*EXERCISE MATERIAL*.

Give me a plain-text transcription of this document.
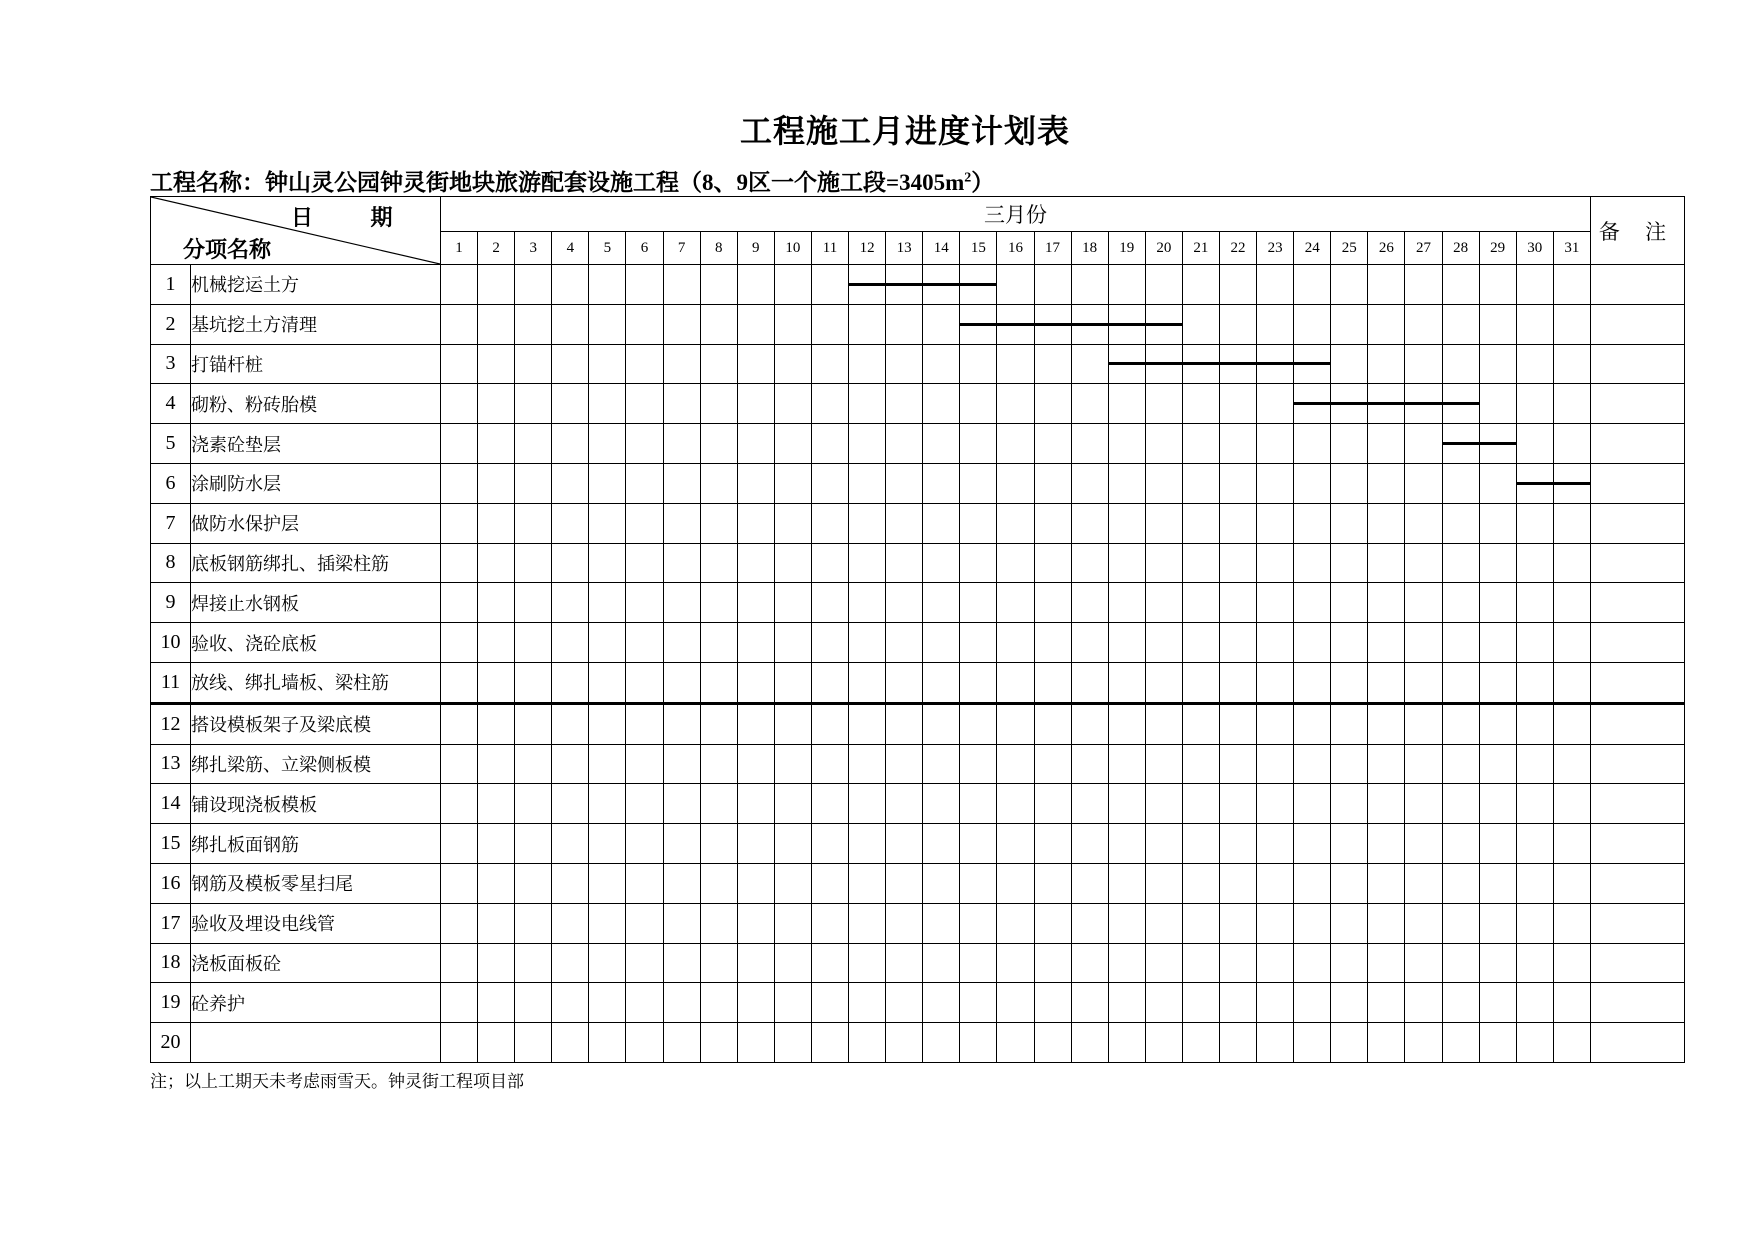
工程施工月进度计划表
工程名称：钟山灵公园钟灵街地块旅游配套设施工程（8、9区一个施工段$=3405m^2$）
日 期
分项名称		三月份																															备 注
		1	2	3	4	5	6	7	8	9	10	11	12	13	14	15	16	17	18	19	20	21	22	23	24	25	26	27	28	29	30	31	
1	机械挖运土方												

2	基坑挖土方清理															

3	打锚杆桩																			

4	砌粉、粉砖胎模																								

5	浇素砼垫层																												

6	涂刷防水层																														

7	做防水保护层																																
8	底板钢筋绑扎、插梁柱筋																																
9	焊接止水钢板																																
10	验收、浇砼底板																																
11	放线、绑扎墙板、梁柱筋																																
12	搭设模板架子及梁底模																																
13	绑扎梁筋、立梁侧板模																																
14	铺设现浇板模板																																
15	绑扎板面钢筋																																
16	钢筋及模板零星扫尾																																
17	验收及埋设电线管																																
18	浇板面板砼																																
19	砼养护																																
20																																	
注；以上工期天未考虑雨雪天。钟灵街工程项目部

*YOUR GOAL*.
Set down the material above as is, without any pictures.

*RESPONSE FOR THIS EXERCISE*.
Give me a plain-text transcription of this document.
工程施工月进度计划表
工程名称：钟山灵公园钟灵街地块旅游配套设施工程（8、9区一个施工段$=3405m^2$）
日 期
分项名称		三月份																															备 注
		1	2	3	4	5	6	7	8	9	10	11	12	13	14	15	16	17	18	19	20	21	22	23	24	25	26	27	28	29	30	31	
1	机械挖运土方												

2	基坑挖土方清理															

3	打锚杆桩																			

4	砌粉、粉砖胎模																								

5	浇素砼垫层																												

6	涂刷防水层																														

7	做防水保护层																																
8	底板钢筋绑扎、插梁柱筋																																
9	焊接止水钢板																																
10	验收、浇砼底板																																
11	放线、绑扎墙板、梁柱筋																																
12	搭设模板架子及梁底模																																
13	绑扎梁筋、立梁侧板模																																
14	铺设现浇板模板																																
15	绑扎板面钢筋																																
16	钢筋及模板零星扫尾																																
17	验收及埋设电线管																																
18	浇板面板砼																																
19	砼养护																																
20																																	
注；以上工期天未考虑雨雪天。钟灵街工程项目部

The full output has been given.